### Records supplied
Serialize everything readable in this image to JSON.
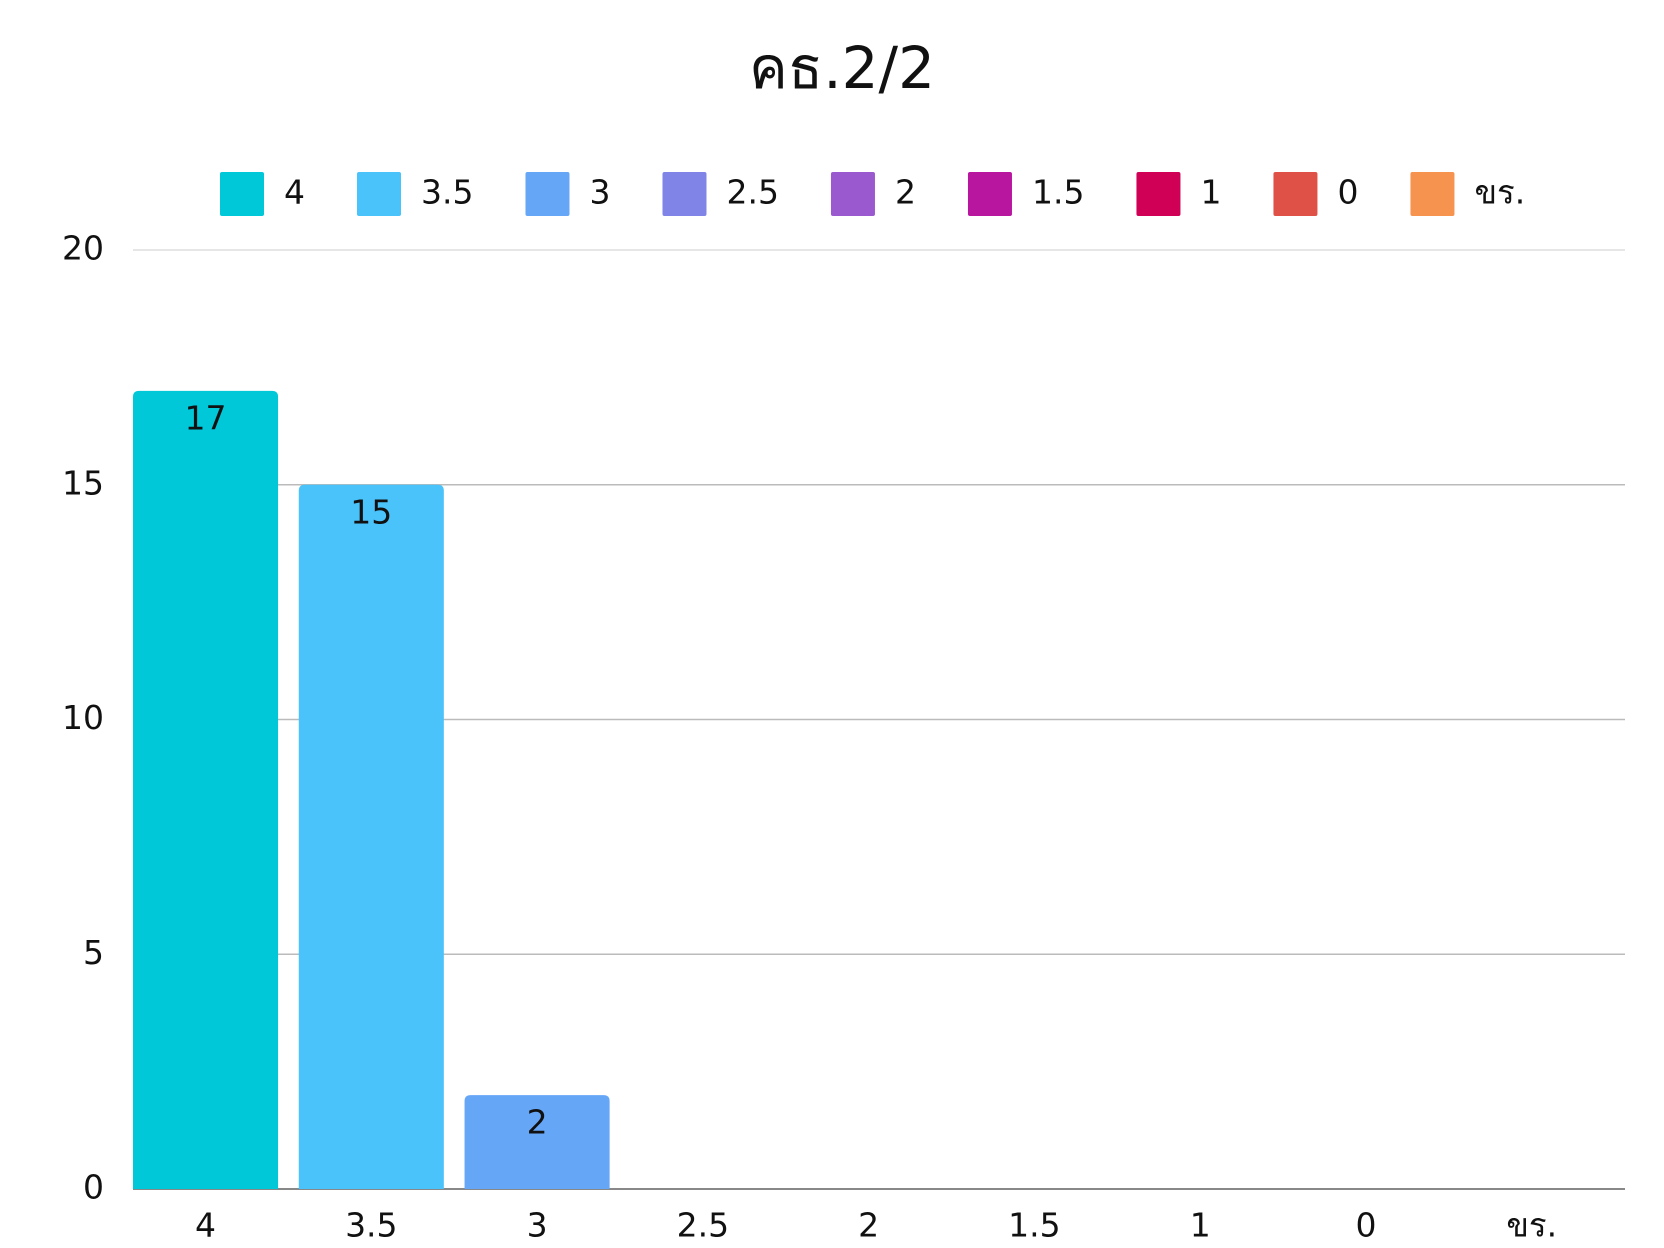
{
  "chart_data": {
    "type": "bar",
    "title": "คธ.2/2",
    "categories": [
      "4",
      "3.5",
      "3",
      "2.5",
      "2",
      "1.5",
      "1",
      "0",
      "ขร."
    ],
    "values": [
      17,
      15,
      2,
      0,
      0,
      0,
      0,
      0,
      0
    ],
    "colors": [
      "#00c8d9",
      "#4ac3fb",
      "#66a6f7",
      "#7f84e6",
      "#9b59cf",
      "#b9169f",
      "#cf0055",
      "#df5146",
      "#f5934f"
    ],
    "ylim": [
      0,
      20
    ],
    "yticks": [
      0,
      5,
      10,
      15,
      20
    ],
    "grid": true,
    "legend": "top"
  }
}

==

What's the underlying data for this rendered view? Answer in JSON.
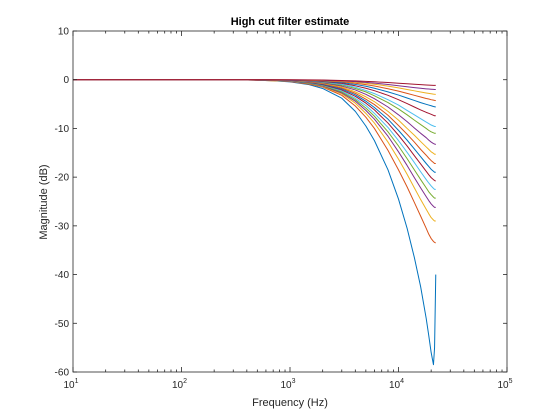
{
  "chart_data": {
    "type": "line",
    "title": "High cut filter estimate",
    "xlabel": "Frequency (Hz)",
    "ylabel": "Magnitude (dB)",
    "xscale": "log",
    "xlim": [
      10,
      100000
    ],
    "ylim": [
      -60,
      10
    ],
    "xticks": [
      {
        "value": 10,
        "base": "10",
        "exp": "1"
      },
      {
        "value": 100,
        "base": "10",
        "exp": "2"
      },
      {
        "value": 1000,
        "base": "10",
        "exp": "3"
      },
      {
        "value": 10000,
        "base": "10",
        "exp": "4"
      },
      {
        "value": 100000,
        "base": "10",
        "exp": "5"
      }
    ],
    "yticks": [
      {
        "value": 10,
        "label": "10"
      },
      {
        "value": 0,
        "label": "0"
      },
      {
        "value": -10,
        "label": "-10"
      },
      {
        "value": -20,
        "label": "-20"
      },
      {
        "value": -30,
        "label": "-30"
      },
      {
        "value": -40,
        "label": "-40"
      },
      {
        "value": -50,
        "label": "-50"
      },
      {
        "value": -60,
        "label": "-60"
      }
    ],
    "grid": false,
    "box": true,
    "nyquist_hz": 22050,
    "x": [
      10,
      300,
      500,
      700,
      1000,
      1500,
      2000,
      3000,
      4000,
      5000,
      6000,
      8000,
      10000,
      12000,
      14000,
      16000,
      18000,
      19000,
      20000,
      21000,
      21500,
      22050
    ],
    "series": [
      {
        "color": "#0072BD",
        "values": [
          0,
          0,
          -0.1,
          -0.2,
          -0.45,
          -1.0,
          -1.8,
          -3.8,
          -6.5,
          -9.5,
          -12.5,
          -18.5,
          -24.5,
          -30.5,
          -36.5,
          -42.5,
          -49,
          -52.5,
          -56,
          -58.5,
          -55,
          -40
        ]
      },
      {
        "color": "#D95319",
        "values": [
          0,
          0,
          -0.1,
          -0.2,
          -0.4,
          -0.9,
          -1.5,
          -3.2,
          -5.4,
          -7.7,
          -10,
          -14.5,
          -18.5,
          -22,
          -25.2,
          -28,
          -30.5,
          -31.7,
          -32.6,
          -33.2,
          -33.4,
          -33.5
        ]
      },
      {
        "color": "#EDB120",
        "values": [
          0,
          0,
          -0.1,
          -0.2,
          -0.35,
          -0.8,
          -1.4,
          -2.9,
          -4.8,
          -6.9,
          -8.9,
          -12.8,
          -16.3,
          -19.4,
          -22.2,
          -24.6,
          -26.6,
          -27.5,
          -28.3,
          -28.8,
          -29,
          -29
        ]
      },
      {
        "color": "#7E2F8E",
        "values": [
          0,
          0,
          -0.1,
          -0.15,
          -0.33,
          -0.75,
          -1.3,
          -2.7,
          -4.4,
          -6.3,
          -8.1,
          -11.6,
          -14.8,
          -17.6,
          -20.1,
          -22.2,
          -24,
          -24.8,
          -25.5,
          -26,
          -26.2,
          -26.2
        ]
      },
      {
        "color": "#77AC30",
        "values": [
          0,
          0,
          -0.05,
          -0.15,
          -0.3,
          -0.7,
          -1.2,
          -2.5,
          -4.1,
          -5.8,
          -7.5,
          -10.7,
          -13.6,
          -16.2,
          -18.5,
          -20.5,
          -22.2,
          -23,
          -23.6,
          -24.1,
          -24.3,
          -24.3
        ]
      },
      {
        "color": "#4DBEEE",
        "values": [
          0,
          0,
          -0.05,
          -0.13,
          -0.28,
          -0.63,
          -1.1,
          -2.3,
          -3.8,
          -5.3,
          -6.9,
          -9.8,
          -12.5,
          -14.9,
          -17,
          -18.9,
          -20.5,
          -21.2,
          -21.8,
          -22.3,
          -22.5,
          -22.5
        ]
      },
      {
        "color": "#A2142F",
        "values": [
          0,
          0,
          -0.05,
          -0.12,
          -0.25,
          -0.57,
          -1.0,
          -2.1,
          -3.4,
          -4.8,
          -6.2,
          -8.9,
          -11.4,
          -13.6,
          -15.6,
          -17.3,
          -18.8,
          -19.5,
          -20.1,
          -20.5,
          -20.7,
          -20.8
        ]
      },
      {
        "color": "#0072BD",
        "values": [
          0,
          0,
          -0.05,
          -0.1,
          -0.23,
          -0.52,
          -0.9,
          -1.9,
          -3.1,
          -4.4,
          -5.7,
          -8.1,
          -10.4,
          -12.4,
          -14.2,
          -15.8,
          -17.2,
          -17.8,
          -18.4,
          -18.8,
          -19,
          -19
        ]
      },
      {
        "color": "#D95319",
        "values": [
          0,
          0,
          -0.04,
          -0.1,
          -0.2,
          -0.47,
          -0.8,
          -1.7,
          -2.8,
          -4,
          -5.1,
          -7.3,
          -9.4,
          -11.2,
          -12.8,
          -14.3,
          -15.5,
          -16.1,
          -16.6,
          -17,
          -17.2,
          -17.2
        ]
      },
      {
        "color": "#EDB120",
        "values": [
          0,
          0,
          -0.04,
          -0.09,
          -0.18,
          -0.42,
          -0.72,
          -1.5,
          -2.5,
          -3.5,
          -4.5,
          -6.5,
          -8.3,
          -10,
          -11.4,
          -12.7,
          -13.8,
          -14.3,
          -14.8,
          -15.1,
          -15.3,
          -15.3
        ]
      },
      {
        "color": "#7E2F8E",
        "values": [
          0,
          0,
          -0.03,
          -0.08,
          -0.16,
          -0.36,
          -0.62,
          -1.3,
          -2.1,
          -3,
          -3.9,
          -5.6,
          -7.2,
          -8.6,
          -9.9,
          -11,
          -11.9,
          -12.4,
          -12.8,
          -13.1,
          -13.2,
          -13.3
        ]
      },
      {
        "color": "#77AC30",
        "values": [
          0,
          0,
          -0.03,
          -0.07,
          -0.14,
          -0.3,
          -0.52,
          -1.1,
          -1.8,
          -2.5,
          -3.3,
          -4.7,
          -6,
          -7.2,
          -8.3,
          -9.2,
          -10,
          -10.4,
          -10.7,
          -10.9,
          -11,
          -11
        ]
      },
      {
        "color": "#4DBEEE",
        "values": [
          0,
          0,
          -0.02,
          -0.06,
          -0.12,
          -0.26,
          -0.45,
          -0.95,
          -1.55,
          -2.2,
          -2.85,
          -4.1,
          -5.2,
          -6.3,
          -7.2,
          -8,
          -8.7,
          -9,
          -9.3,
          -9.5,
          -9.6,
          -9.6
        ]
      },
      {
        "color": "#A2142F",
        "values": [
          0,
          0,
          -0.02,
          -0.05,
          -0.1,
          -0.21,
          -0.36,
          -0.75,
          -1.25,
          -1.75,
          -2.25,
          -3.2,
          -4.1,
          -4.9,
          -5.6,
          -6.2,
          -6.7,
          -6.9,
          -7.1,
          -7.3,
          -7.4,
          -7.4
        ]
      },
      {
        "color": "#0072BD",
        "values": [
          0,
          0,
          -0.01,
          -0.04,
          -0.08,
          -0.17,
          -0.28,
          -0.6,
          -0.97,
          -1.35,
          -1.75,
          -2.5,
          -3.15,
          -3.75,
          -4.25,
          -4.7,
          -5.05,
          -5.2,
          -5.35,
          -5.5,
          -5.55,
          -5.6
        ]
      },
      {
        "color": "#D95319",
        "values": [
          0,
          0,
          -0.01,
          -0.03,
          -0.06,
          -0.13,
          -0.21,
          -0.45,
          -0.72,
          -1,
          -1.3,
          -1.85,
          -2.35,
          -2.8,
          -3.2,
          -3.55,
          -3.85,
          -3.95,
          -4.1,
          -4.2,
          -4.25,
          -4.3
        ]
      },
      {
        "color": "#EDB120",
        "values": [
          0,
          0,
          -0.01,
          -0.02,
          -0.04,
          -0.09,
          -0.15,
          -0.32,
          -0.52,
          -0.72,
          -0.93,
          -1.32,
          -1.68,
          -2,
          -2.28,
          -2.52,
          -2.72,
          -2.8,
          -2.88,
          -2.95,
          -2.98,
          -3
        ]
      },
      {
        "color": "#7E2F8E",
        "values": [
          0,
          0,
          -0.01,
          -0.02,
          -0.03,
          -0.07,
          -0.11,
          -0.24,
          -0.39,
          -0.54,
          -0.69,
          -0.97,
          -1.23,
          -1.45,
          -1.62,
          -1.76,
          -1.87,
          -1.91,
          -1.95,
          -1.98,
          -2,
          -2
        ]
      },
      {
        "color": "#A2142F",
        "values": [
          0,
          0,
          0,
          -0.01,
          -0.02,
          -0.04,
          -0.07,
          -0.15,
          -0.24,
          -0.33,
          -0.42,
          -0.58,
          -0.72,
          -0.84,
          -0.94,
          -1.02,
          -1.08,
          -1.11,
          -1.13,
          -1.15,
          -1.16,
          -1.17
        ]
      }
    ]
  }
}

* * *

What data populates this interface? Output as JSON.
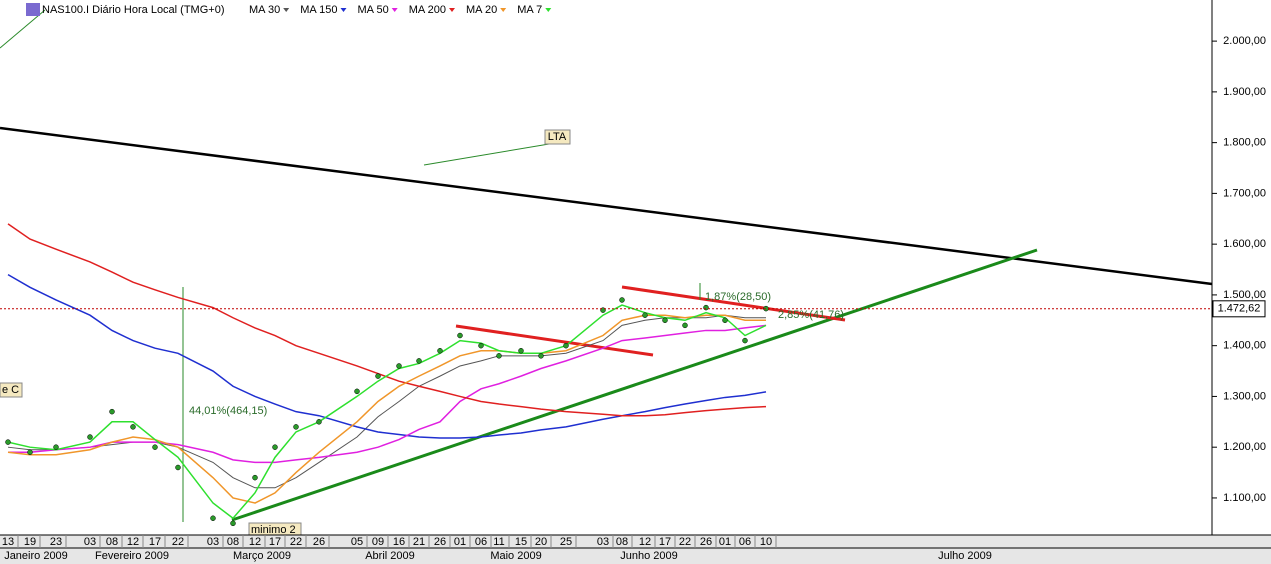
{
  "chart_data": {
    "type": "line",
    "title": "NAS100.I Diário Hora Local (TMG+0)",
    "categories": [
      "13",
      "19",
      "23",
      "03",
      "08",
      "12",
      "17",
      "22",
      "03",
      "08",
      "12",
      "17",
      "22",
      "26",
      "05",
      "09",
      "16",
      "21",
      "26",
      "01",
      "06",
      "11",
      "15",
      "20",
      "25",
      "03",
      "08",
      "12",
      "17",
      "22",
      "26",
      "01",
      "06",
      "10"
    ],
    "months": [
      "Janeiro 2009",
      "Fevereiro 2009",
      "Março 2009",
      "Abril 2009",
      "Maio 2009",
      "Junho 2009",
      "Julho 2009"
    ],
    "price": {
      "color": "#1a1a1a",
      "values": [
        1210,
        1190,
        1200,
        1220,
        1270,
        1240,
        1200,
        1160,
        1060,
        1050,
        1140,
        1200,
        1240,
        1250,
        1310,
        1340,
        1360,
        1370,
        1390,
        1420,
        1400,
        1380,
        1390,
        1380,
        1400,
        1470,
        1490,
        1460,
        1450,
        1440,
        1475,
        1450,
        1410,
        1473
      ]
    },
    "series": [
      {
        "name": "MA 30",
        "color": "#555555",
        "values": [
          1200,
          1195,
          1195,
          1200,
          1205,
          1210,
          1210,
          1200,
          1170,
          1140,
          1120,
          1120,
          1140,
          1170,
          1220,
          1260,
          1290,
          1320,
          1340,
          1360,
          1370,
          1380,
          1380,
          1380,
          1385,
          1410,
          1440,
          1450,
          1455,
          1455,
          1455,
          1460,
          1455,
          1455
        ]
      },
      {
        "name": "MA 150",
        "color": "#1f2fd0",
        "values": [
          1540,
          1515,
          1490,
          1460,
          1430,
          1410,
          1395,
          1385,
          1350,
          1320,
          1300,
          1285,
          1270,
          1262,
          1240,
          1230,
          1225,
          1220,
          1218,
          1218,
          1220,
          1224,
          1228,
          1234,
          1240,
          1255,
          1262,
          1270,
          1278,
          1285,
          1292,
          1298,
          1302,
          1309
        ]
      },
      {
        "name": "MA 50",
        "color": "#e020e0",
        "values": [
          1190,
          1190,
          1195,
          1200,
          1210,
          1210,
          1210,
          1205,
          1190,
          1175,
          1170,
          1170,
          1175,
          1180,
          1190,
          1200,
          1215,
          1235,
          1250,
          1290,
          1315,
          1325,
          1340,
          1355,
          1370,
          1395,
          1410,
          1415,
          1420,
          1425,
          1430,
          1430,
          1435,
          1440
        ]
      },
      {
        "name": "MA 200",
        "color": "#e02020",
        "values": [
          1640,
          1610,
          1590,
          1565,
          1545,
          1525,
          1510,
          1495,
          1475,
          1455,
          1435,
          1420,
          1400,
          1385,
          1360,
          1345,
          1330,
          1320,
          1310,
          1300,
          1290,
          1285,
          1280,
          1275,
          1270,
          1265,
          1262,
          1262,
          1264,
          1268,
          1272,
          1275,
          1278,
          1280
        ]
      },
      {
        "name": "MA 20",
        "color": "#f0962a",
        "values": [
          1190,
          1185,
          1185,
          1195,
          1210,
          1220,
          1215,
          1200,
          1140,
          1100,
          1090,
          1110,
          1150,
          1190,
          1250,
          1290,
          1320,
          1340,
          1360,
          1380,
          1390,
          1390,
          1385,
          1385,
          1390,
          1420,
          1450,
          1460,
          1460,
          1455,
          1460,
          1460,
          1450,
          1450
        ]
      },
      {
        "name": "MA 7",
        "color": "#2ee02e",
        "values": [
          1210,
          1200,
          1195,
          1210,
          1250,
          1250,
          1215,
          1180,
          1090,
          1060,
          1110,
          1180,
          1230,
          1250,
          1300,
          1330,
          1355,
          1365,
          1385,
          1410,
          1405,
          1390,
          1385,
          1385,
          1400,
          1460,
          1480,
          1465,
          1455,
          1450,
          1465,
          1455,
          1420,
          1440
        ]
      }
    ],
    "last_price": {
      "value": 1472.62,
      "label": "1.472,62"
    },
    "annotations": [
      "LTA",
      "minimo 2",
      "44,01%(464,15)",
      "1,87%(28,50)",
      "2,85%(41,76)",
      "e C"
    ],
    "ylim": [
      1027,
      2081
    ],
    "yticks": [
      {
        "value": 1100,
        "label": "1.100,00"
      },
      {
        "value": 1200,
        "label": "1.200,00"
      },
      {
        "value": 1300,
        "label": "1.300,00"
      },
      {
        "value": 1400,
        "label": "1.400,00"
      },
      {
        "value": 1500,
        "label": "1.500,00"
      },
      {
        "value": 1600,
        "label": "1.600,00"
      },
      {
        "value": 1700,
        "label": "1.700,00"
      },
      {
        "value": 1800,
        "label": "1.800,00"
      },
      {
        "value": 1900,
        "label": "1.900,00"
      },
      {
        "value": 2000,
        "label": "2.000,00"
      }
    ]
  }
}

### To do
Collect the lines of the data that carry the word "JSON".

### Completed exercise
Serialize everything readable in this image to JSON.
What's the underlying data for this rendered view? Answer in JSON.
What data populates this interface? Output as JSON.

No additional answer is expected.